**EXERCISE INSTRUCTIONS**
Determine how many lines of the data below contain "Arkas", then give only that number.

**MATERIAL SUPPLIED**

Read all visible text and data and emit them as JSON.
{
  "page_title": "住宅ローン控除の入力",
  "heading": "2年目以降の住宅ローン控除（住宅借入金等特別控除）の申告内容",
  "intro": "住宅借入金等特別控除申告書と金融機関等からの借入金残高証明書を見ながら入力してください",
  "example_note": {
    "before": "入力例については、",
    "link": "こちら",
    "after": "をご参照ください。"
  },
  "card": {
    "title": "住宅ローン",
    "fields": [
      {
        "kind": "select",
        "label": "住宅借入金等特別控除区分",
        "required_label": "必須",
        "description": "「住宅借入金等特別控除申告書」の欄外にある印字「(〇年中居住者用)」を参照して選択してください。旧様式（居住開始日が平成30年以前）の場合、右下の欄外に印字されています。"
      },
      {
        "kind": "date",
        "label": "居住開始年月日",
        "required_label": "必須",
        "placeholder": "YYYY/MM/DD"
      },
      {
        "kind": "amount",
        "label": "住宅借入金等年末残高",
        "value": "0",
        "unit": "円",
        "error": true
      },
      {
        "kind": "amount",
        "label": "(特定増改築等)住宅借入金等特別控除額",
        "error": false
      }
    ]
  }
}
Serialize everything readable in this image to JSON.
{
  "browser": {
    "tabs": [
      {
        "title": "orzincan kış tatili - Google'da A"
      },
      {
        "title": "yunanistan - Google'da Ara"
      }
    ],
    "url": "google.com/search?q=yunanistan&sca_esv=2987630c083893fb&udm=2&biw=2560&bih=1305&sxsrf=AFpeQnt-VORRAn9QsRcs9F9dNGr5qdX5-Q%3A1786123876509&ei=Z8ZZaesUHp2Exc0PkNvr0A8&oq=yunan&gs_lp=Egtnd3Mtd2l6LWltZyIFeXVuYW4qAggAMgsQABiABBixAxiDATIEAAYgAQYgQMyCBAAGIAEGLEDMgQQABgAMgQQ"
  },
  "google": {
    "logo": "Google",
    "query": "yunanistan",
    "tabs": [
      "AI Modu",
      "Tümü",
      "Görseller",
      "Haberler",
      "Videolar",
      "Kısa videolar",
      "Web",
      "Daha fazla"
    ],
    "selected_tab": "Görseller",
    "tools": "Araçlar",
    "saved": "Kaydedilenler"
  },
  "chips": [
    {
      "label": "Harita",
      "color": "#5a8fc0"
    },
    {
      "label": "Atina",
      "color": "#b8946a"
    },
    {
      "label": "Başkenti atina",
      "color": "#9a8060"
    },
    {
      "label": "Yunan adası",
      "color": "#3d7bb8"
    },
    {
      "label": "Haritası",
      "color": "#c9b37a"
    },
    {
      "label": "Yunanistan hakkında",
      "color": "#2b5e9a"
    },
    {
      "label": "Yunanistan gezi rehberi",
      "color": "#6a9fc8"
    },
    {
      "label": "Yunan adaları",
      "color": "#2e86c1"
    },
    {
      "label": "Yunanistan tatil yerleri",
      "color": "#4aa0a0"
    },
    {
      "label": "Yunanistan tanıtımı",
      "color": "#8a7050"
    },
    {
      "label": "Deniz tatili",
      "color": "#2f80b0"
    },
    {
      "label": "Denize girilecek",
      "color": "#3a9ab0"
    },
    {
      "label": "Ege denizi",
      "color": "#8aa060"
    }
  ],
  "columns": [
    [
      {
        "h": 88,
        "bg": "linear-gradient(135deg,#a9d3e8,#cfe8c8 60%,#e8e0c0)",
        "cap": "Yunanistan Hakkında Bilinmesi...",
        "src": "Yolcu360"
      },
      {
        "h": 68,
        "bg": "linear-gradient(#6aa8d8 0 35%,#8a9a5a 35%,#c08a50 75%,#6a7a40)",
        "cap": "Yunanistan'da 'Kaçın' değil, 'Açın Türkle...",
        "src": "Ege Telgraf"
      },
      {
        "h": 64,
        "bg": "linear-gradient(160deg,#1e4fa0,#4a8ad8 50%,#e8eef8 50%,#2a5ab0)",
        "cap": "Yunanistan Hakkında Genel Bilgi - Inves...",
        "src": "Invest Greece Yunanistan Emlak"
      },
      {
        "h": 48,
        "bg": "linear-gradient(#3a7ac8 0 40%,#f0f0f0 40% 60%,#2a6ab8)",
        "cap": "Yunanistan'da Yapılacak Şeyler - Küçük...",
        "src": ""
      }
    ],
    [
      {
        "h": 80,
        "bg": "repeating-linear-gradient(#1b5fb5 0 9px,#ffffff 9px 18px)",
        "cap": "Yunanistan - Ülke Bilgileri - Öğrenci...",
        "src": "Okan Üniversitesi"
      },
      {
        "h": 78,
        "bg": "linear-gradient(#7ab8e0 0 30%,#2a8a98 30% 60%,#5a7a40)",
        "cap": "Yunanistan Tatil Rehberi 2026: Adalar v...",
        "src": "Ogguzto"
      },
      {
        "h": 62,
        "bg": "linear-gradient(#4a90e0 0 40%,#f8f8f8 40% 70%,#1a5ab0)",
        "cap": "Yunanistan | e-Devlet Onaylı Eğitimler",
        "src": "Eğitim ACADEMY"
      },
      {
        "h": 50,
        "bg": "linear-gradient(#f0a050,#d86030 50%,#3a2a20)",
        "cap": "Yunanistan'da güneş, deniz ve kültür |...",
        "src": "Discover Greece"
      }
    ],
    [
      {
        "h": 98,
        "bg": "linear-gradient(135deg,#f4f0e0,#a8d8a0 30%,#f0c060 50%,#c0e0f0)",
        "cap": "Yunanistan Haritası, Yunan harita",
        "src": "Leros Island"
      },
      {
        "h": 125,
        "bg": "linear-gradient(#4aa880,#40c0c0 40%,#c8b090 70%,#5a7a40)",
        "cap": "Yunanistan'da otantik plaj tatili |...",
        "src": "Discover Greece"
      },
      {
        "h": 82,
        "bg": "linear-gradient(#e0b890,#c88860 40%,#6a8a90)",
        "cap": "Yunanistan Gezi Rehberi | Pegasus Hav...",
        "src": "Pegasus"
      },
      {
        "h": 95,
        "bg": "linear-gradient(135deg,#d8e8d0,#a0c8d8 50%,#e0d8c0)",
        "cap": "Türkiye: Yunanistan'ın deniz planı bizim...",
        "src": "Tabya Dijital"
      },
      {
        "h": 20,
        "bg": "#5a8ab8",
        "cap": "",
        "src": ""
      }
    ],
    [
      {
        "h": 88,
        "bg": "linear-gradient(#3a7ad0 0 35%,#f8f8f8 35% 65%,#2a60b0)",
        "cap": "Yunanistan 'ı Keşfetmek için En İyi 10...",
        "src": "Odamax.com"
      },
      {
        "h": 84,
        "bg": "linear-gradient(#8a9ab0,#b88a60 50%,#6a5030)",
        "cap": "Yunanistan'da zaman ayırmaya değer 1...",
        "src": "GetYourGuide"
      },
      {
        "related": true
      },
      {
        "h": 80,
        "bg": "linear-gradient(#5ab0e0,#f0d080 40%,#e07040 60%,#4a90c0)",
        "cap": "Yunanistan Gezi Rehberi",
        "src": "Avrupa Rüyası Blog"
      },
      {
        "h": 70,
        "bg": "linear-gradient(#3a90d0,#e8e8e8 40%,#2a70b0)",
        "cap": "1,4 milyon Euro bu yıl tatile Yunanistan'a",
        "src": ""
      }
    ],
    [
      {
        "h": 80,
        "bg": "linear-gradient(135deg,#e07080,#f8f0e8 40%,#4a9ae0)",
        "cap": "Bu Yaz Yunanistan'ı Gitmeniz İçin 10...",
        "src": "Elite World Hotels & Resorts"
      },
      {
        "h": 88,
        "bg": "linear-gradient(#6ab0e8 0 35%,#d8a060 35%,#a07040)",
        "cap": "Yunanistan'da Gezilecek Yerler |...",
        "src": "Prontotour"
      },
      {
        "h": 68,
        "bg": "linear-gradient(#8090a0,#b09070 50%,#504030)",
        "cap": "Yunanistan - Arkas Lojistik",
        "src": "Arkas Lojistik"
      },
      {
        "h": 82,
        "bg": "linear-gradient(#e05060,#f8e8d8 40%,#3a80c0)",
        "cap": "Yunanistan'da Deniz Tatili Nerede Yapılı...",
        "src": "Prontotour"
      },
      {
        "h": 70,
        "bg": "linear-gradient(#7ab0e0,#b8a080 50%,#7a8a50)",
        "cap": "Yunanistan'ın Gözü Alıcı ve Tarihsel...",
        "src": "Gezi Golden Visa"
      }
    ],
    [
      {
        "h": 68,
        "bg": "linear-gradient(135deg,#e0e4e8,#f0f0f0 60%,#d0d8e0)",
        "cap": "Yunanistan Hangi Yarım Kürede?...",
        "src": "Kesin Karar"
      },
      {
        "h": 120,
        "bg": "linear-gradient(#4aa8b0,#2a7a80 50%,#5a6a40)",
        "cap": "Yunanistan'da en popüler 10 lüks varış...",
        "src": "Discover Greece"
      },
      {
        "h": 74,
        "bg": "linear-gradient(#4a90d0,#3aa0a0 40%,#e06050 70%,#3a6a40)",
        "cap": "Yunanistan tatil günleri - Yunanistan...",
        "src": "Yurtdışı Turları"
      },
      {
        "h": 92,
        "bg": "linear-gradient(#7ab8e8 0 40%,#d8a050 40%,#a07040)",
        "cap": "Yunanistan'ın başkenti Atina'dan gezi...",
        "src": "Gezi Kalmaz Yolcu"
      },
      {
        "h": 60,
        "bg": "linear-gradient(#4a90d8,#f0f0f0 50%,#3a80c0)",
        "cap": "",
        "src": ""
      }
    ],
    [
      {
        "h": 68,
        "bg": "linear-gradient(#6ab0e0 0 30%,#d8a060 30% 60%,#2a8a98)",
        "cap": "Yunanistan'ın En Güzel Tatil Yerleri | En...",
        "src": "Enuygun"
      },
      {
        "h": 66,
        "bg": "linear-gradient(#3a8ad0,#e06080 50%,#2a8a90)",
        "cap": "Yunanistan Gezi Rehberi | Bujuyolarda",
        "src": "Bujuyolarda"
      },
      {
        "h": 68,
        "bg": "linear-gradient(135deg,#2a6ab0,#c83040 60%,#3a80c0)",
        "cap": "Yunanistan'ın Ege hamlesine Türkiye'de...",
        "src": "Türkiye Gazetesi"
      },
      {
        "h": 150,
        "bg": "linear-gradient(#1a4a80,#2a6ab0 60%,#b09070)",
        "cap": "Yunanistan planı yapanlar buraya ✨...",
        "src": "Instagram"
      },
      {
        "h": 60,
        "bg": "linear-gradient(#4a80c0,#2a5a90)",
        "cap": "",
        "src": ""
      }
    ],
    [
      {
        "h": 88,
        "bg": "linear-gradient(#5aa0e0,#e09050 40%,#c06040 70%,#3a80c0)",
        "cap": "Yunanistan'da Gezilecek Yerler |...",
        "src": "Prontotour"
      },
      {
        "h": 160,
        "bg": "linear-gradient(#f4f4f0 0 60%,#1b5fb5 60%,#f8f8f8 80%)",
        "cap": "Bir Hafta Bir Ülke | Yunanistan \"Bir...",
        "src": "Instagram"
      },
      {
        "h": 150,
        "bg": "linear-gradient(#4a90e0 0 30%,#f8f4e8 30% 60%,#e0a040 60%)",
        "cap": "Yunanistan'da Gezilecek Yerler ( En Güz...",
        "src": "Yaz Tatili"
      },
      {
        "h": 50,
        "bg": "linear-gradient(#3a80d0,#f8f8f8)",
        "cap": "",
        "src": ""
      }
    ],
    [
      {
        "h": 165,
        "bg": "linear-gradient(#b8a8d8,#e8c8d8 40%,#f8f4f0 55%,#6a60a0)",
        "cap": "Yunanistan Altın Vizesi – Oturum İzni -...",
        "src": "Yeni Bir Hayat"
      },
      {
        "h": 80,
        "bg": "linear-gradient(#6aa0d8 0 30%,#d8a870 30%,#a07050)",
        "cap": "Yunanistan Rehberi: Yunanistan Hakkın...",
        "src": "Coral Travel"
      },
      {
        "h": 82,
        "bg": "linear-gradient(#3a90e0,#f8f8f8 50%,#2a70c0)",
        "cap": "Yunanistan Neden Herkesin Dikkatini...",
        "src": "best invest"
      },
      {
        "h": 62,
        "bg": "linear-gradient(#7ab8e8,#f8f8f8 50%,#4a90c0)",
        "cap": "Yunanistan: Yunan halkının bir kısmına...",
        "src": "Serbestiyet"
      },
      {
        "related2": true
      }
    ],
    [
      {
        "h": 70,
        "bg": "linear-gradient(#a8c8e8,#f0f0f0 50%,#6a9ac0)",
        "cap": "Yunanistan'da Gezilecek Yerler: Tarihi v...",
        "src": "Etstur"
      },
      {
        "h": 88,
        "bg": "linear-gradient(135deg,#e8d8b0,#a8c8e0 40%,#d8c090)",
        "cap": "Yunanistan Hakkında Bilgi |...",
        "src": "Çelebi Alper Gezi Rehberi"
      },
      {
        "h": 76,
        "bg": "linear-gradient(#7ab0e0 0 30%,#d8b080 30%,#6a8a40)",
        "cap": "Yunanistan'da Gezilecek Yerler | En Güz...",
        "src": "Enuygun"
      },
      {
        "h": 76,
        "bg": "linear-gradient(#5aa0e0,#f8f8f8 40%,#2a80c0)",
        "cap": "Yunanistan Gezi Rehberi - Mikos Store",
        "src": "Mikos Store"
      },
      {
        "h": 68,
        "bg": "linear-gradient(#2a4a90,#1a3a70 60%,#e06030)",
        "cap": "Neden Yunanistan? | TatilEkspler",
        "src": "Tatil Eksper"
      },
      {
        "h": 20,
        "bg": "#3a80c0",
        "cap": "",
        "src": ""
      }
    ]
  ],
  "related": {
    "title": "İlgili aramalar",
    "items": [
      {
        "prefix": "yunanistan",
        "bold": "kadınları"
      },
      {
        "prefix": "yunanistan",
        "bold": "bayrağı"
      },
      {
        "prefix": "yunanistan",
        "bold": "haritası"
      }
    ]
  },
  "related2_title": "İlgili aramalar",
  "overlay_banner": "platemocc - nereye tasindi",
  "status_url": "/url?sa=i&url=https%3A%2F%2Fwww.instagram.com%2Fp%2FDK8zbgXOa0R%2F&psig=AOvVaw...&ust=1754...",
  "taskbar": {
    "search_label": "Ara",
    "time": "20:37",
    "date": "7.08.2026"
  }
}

**EXPECTED OUTPUT**
2